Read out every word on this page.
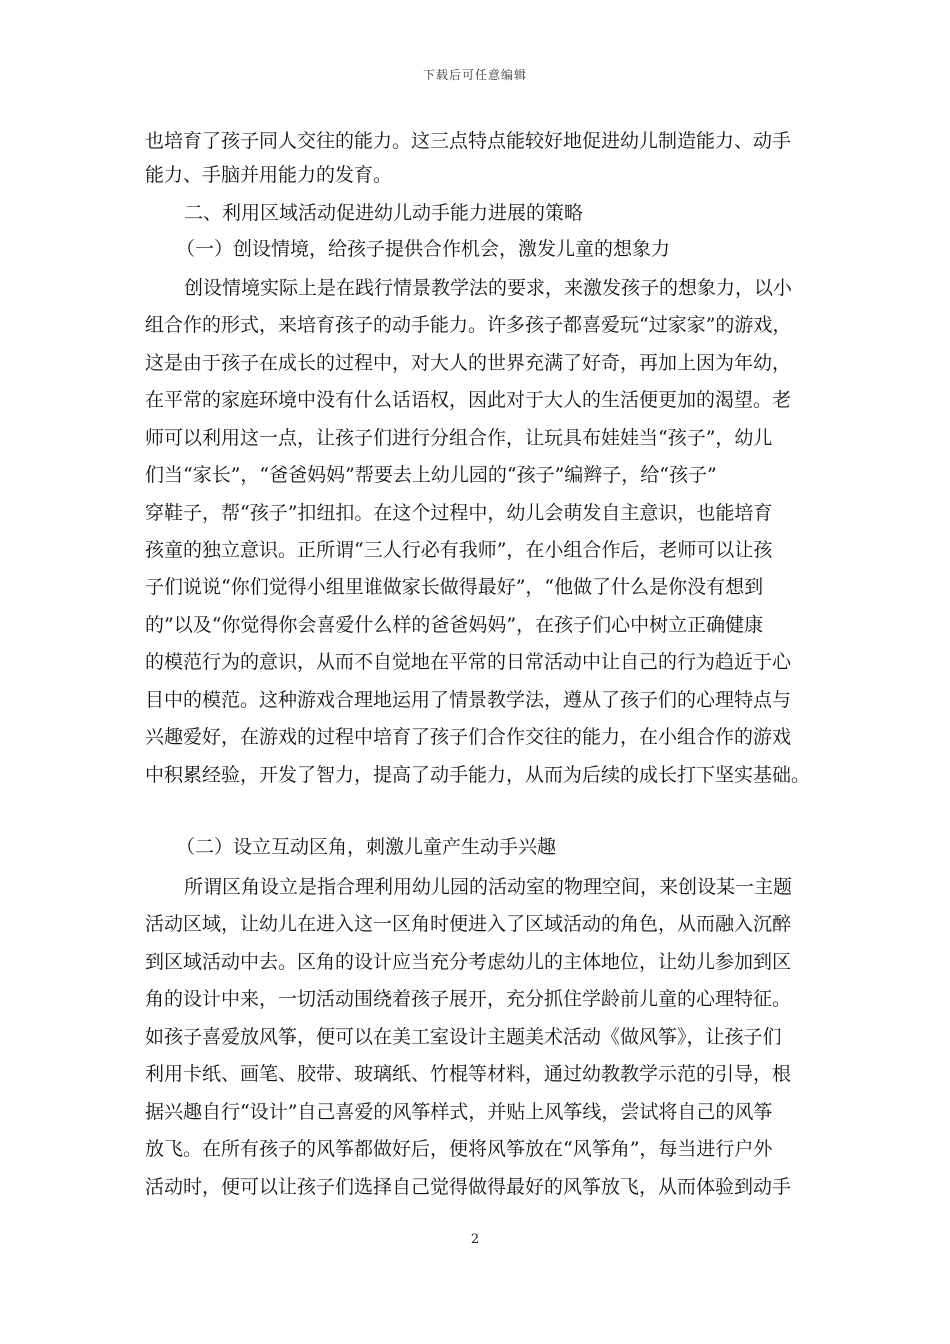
下载后可任意编辑
也培育了孩子同人交往的能力。这三点特点能较好地促进幼儿制造能力、动手
能力、手脑并用能力的发育。
二、利用区域活动促进幼儿动手能力进展的策略
（一）创设情境，给孩子提供合作机会，激发儿童的想象力
创设情境实际上是在践行情景教学法的要求，来激发孩子的想象力，以小
组合作的形式，来培育孩子的动手能力。许多孩子都喜爱玩“过家家”的游戏，
这是由于孩子在成长的过程中，对大人的世界充满了好奇，再加上因为年幼，
在平常的家庭环境中没有什么话语权，因此对于大人的生活便更加的渴望。老
师可以利用这一点，让孩子们进行分组合作，让玩具布娃娃当“孩子”，幼儿
们当“家长”，“爸爸妈妈”帮要去上幼儿园的“孩子”编辫子，给“孩子”
穿鞋子，帮“孩子”扣纽扣。在这个过程中，幼儿会萌发自主意识，也能培育
孩童的独立意识。正所谓“三人行必有我师”，在小组合作后，老师可以让孩
子们说说“你们觉得小组里谁做家长做得最好”，“他做了什么是你没有想到
的”以及“你觉得你会喜爱什么样的爸爸妈妈”，在孩子们心中树立正确健康
的模范行为的意识，从而不自觉地在平常的日常活动中让自己的行为趋近于心
目中的模范。这种游戏合理地运用了情景教学法，遵从了孩子们的心理特点与
兴趣爱好，在游戏的过程中培育了孩子们合作交往的能力，在小组合作的游戏
中积累经验，开发了智力，提高了动手能力，从而为后续的成长打下坚实基础。
（二）设立互动区角，刺激儿童产生动手兴趣
所谓区角设立是指合理利用幼儿园的活动室的物理空间，来创设某一主题
活动区域，让幼儿在进入这一区角时便进入了区域活动的角色，从而融入沉醉
到区域活动中去。区角的设计应当充分考虑幼儿的主体地位，让幼儿参加到区
角的设计中来，一切活动围绕着孩子展开，充分抓住学龄前儿童的心理特征。
如孩子喜爱放风筝，便可以在美工室设计主题美术活动《做风筝》，让孩子们
利用卡纸、画笔、胶带、玻璃纸、竹棍等材料，通过幼教教学示范的引导，根
据兴趣自行“设计”自己喜爱的风筝样式，并贴上风筝线，尝试将自己的风筝
放飞。在所有孩子的风筝都做好后，便将风筝放在“风筝角”，每当进行户外
活动时，便可以让孩子们选择自己觉得做得最好的风筝放飞，从而体验到动手
2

> Instructions for the task: All the material shown above is to be copied exactly, with no pictures carried over.

> Solution to this task:
Read out every word on this page.
下载后可任意编辑
也培育了孩子同人交往的能力。这三点特点能较好地促进幼儿制造能力、动手
能力、手脑并用能力的发育。
二、利用区域活动促进幼儿动手能力进展的策略
（一）创设情境，给孩子提供合作机会，激发儿童的想象力
创设情境实际上是在践行情景教学法的要求，来激发孩子的想象力，以小
组合作的形式，来培育孩子的动手能力。许多孩子都喜爱玩“过家家”的游戏，
这是由于孩子在成长的过程中，对大人的世界充满了好奇，再加上因为年幼，
在平常的家庭环境中没有什么话语权，因此对于大人的生活便更加的渴望。老
师可以利用这一点，让孩子们进行分组合作，让玩具布娃娃当“孩子”，幼儿
们当“家长”，“爸爸妈妈”帮要去上幼儿园的“孩子”编辫子，给“孩子”
穿鞋子，帮“孩子”扣纽扣。在这个过程中，幼儿会萌发自主意识，也能培育
孩童的独立意识。正所谓“三人行必有我师”，在小组合作后，老师可以让孩
子们说说“你们觉得小组里谁做家长做得最好”，“他做了什么是你没有想到
的”以及“你觉得你会喜爱什么样的爸爸妈妈”，在孩子们心中树立正确健康
的模范行为的意识，从而不自觉地在平常的日常活动中让自己的行为趋近于心
目中的模范。这种游戏合理地运用了情景教学法，遵从了孩子们的心理特点与
兴趣爱好，在游戏的过程中培育了孩子们合作交往的能力，在小组合作的游戏
中积累经验，开发了智力，提高了动手能力，从而为后续的成长打下坚实基础。
（二）设立互动区角，刺激儿童产生动手兴趣
所谓区角设立是指合理利用幼儿园的活动室的物理空间，来创设某一主题
活动区域，让幼儿在进入这一区角时便进入了区域活动的角色，从而融入沉醉
到区域活动中去。区角的设计应当充分考虑幼儿的主体地位，让幼儿参加到区
角的设计中来，一切活动围绕着孩子展开，充分抓住学龄前儿童的心理特征。
如孩子喜爱放风筝，便可以在美工室设计主题美术活动《做风筝》，让孩子们
利用卡纸、画笔、胶带、玻璃纸、竹棍等材料，通过幼教教学示范的引导，根
据兴趣自行“设计”自己喜爱的风筝样式，并贴上风筝线，尝试将自己的风筝
放飞。在所有孩子的风筝都做好后，便将风筝放在“风筝角”，每当进行户外
活动时，便可以让孩子们选择自己觉得做得最好的风筝放飞，从而体验到动手
2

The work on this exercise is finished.